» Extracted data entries
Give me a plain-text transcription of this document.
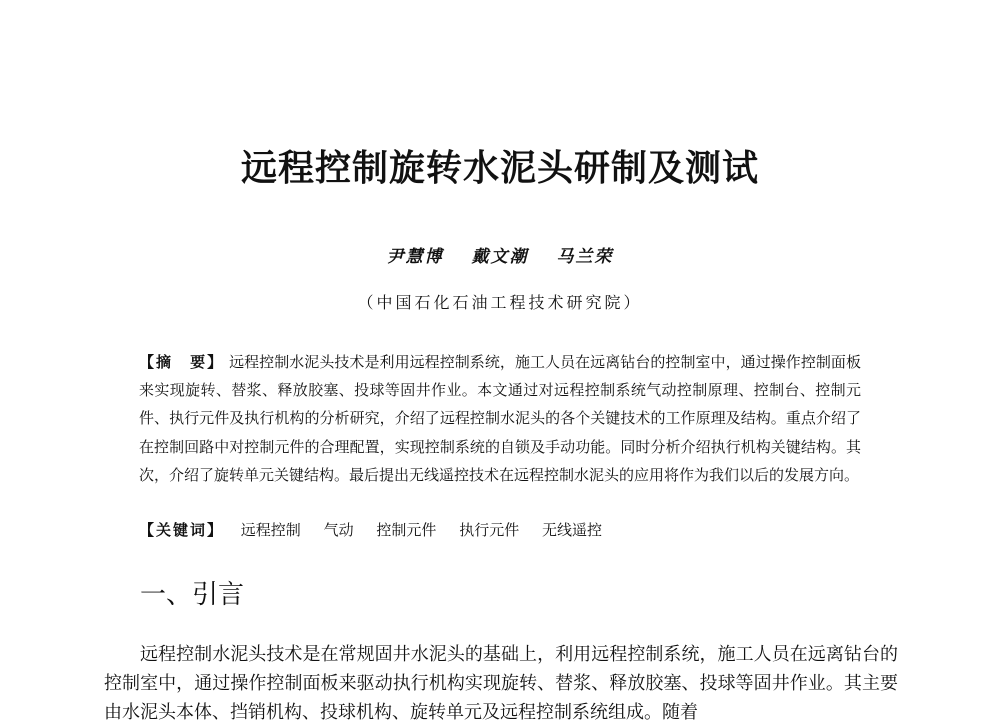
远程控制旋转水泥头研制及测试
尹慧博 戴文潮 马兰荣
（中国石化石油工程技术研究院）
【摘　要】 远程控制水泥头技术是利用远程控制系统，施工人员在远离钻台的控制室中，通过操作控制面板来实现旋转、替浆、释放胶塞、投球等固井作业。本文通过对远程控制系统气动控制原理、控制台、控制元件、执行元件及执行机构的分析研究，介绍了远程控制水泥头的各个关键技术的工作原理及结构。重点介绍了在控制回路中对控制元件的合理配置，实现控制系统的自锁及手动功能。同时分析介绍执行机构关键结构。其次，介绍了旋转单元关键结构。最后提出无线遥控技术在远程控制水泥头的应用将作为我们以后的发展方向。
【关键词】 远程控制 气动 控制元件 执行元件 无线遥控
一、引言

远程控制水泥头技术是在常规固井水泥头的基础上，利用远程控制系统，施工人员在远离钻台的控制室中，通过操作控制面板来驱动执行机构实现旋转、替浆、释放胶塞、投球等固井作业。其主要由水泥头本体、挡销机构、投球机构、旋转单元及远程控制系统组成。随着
...
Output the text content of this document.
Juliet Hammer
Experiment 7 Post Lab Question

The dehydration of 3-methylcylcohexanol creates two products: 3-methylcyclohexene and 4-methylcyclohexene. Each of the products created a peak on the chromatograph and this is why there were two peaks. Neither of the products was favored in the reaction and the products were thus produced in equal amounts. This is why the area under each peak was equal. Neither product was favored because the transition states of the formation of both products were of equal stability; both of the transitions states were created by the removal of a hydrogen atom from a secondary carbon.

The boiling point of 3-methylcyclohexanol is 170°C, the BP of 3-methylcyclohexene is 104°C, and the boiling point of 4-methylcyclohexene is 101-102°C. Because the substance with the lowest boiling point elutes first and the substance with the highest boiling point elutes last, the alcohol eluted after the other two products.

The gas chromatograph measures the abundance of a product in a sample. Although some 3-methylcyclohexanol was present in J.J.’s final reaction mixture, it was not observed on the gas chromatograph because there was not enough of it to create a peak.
...
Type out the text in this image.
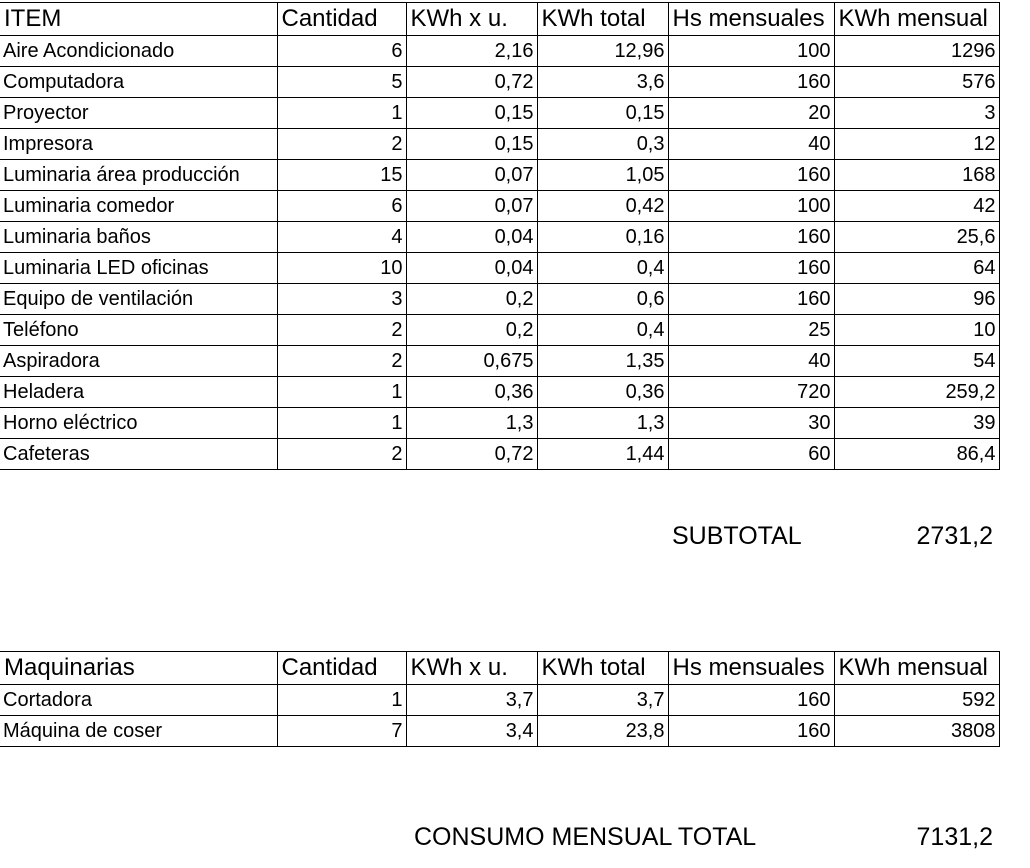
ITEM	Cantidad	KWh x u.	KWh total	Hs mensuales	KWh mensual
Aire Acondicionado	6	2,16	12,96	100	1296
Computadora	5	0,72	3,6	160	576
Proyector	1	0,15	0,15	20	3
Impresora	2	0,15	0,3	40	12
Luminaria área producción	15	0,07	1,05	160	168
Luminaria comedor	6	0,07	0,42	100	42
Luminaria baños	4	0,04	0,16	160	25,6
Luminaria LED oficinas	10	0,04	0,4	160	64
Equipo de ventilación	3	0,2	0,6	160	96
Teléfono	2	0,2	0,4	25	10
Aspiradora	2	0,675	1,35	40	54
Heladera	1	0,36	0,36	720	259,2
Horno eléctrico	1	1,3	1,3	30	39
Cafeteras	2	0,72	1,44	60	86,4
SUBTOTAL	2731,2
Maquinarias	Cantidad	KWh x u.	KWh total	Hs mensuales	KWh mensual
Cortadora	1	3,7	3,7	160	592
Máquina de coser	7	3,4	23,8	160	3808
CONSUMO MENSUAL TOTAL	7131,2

» WRITTEN PROBLEM
From the entries above, copy every line that holds the word "there".

» PROBLEM SOLUTION
The dehydration of 3-methylcylcohexanol creates two products: 3-methylcyclohexene and 4-methylcyclohexene. Each of the products created a peak on the chromatograph and this is why there were two peaks. Neither of the products was favored in the reaction and the products were thus produced in equal amounts. This is why the area under each peak was equal. Neither product was favored because the transition states of the formation of both products were of equal stability; both of the transitions states were created by the removal of a hydrogen atom from a secondary carbon.
The gas chromatograph measures the abundance of a product in a sample. Although some 3-methylcyclohexanol was present in J.J.’s final reaction mixture, it was not observed on the gas chromatograph because there was not enough of it to create a peak.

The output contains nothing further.